• _Written instruction_
In the listing below, locate the lines that hold the string "swatch". Copy those lines.

——

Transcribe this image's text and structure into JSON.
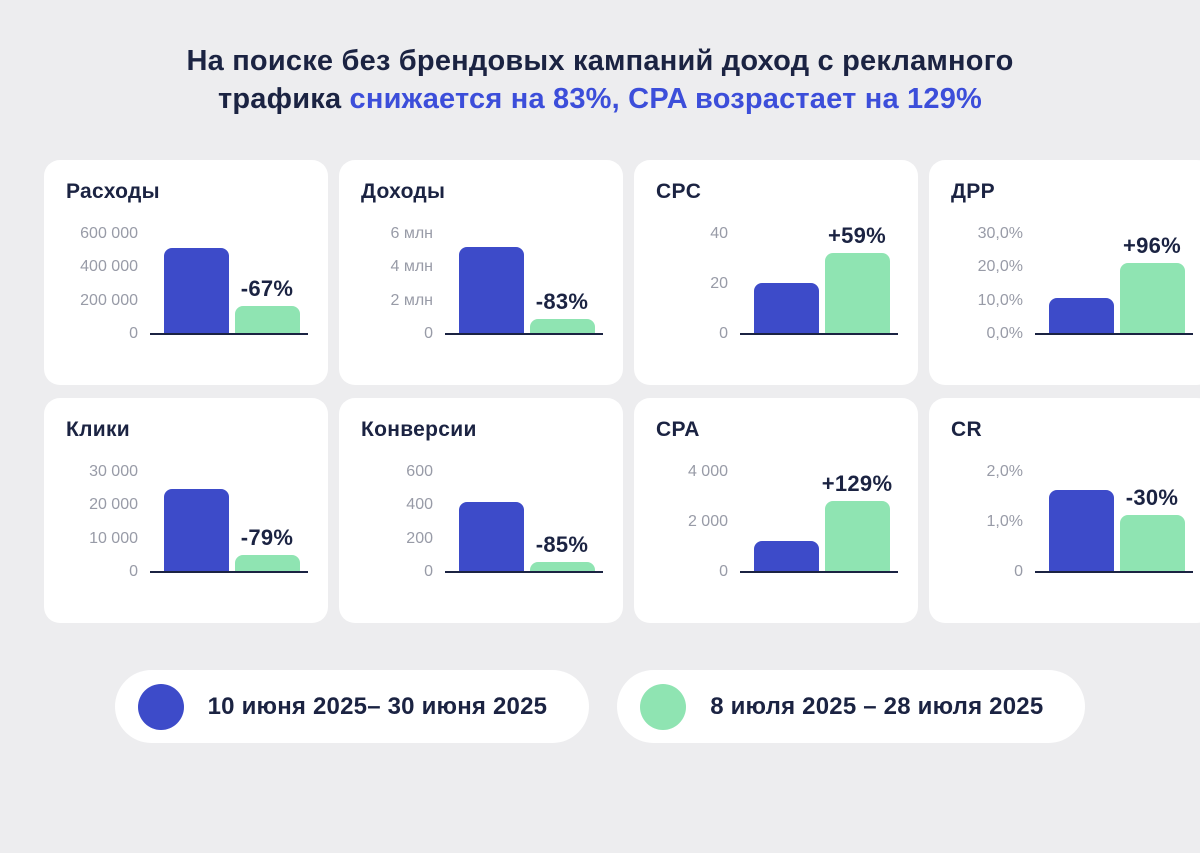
{
  "title": {
    "line1": "На поиске без брендовых кампаний доход с рекламного",
    "line2_dark": "трафика",
    "line2_accent": " снижается на 83%, CPA возрастает на 129%"
  },
  "colors": {
    "page_bg": "#EDEDEF",
    "card_bg": "#FFFFFF",
    "navy": "#1B2342",
    "accent_blue": "#3C4EDA",
    "bar_blue": "#3D4BC9",
    "bar_green": "#8FE4B2",
    "tick_gray": "#989BA7",
    "axis_line": "#1B2342"
  },
  "legend": {
    "items": [
      {
        "label": "10 июня 2025– 30 июня 2025",
        "color": "#3D4BC9",
        "swatch": "blue-circle"
      },
      {
        "label": "8 июля 2025 – 28 июля 2025",
        "color": "#8FE4B2",
        "swatch": "green-circle"
      }
    ]
  },
  "chart_meta": {
    "grid": false,
    "legend_position": "bottom",
    "series_names": [
      "10 июня 2025– 30 июня 2025",
      "8 июля 2025 – 28 июля 2025"
    ],
    "series_colors": [
      "#3D4BC9",
      "#8FE4B2"
    ]
  },
  "chart_data": [
    {
      "type": "bar",
      "title": "Расходы",
      "values": [
        515000,
        170000
      ],
      "yticks": [
        "600 000",
        "400 000",
        "200 000",
        "0"
      ],
      "ylim": [
        0,
        600000
      ],
      "ylabel": "",
      "xlabel": "",
      "annotation": "-67%"
    },
    {
      "type": "bar",
      "title": "Доходы",
      "values": [
        5250000,
        900000
      ],
      "yticks": [
        "6 млн",
        "4 млн",
        "2 млн",
        "0"
      ],
      "ylim": [
        0,
        6000000
      ],
      "ylabel": "",
      "xlabel": "",
      "annotation": "-83%"
    },
    {
      "type": "bar",
      "title": "CPC",
      "values": [
        20.5,
        32.6
      ],
      "yticks": [
        "40",
        "20",
        "0"
      ],
      "ylim": [
        0,
        40
      ],
      "ylabel": "",
      "xlabel": "",
      "annotation": "+59%"
    },
    {
      "type": "bar",
      "title": "ДРР",
      "values": [
        10.8,
        21.2
      ],
      "yticks": [
        "30,0%",
        "20,0%",
        "10,0%",
        "0,0%"
      ],
      "ylim": [
        0,
        30
      ],
      "ylabel": "",
      "xlabel": "",
      "annotation": "+96%"
    },
    {
      "type": "bar",
      "title": "Клики",
      "values": [
        25000,
        5250
      ],
      "yticks": [
        "30 000",
        "20 000",
        "10 000",
        "0"
      ],
      "ylim": [
        0,
        30000
      ],
      "ylabel": "",
      "xlabel": "",
      "annotation": "-79%"
    },
    {
      "type": "bar",
      "title": "Конверсии",
      "values": [
        420,
        63
      ],
      "yticks": [
        "600",
        "400",
        "200",
        "0"
      ],
      "ylim": [
        0,
        600
      ],
      "ylabel": "",
      "xlabel": "",
      "annotation": "-85%"
    },
    {
      "type": "bar",
      "title": "CPA",
      "values": [
        1250,
        2860
      ],
      "yticks": [
        "4 000",
        "2 000",
        "0"
      ],
      "ylim": [
        0,
        4000
      ],
      "ylabel": "",
      "xlabel": "",
      "annotation": "+129%"
    },
    {
      "type": "bar",
      "title": "CR",
      "values": [
        1.65,
        1.15
      ],
      "yticks": [
        "2,0%",
        "1,0%",
        "0"
      ],
      "ylim": [
        0,
        2.0
      ],
      "ylabel": "",
      "xlabel": "",
      "annotation": "-30%"
    }
  ]
}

——

• _Task output_
        "swatch": "blue-circle"
        "swatch": "green-circle"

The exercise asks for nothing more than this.